• [Records for the exercise]
/---
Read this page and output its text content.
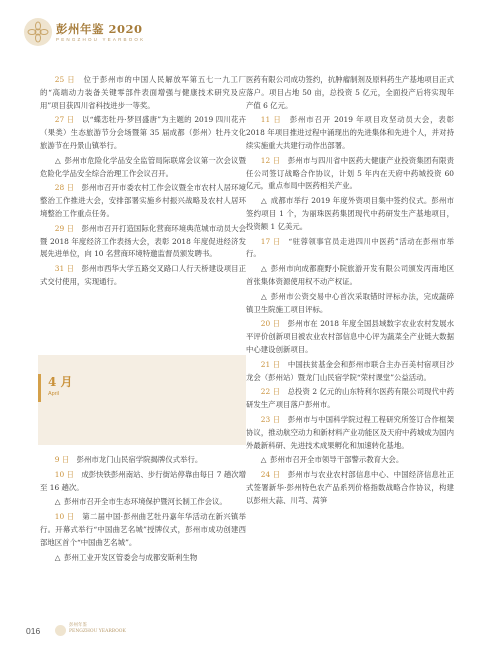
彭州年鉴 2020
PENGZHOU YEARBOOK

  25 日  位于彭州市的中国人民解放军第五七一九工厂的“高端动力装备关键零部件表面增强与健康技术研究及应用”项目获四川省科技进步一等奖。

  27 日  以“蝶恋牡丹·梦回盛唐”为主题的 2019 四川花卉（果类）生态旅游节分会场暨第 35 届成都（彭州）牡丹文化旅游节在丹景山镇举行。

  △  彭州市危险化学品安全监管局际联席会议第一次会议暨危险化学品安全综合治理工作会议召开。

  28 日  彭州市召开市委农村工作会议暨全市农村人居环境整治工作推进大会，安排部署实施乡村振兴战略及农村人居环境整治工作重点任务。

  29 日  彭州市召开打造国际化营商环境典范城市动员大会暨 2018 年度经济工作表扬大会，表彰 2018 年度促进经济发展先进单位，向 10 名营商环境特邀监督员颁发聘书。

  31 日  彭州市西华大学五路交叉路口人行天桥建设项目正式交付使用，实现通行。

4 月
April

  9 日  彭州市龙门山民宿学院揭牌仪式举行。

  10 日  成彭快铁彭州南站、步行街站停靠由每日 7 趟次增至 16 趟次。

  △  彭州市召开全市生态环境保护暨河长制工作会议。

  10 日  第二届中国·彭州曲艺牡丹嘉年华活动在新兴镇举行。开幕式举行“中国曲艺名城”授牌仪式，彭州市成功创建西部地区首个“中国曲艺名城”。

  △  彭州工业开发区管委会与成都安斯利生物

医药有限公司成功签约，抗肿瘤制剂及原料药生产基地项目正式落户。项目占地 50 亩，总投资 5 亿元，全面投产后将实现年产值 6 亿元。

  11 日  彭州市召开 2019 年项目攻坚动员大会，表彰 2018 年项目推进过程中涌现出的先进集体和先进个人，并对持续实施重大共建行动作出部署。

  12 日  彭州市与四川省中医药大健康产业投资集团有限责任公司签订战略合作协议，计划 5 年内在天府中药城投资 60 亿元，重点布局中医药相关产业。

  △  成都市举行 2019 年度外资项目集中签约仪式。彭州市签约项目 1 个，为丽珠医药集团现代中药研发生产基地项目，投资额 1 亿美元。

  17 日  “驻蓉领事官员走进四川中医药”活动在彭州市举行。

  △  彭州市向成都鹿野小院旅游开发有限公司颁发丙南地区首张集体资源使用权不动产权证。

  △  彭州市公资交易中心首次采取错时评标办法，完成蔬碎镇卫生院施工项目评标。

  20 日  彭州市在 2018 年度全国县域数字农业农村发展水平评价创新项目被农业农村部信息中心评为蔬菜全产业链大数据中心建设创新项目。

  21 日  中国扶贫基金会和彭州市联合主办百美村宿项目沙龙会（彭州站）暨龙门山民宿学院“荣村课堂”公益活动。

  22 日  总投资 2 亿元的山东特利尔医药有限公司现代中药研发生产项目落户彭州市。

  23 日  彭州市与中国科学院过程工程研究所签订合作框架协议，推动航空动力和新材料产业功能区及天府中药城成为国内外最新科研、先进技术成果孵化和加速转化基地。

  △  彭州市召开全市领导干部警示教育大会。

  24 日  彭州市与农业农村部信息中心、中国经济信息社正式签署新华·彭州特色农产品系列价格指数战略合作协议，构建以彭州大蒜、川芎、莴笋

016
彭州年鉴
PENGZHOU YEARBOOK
\---
/---
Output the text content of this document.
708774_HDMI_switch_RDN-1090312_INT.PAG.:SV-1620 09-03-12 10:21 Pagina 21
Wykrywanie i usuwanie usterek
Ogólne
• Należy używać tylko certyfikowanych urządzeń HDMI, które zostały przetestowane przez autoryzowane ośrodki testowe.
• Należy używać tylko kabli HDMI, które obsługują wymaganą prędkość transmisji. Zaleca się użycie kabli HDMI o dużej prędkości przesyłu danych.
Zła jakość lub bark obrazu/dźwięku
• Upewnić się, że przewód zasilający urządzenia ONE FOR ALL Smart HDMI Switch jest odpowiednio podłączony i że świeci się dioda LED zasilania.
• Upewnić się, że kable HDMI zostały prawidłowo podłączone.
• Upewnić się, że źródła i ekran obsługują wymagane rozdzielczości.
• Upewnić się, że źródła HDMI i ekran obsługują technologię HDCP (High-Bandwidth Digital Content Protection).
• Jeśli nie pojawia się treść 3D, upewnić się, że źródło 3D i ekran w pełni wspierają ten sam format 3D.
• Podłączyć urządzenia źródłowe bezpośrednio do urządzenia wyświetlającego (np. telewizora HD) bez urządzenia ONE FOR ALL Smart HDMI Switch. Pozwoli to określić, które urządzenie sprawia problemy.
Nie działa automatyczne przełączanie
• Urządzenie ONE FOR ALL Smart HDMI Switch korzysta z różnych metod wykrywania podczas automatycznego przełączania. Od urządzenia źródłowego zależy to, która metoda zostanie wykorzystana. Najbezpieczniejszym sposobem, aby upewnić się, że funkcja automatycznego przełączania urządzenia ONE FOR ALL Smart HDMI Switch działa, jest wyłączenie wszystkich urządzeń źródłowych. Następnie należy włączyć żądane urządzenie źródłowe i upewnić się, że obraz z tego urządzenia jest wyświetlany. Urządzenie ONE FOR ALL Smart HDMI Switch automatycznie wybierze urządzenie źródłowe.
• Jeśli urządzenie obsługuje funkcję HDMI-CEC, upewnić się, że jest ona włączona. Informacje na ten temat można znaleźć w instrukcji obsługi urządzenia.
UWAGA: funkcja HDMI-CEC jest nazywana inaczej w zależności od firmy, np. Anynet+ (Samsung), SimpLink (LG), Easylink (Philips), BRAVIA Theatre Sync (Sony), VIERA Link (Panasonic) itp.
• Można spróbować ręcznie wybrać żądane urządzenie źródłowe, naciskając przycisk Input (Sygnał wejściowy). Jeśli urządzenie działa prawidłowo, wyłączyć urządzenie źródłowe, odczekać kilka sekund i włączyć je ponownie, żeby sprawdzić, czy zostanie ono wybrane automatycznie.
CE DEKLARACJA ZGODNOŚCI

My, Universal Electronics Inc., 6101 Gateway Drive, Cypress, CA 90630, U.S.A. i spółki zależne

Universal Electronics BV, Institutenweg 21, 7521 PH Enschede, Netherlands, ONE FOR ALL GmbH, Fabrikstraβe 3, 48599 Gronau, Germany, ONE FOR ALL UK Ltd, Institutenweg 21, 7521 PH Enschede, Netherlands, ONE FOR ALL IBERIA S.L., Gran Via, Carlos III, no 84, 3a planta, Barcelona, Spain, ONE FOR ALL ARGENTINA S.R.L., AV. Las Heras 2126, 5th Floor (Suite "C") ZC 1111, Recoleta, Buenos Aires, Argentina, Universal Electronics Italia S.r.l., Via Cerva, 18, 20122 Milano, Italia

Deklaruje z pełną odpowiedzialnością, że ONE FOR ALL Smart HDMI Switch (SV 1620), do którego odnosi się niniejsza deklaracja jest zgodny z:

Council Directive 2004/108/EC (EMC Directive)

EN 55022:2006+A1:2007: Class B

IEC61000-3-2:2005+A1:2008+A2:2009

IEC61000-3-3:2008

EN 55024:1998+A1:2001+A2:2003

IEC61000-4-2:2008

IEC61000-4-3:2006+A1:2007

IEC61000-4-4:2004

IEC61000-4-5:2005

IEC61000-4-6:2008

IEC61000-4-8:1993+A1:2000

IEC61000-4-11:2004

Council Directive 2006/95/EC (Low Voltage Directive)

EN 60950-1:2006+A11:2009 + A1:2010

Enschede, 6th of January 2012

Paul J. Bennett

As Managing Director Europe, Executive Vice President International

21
\---
• [Task instructions] Look through the entries above; copy every line holding the string "tylko".

• [Worked solution]
• Należy używać tylko certyfikowanych urządzeń HDMI, które zostały przetestowane przez autoryzowane ośrodki testowe.
• Należy używać tylko kabli HDMI, które obsługują wymaganą prędkość transmisji. Zaleca się użycie kabli HDMI o dużej prędkości przesyłu danych.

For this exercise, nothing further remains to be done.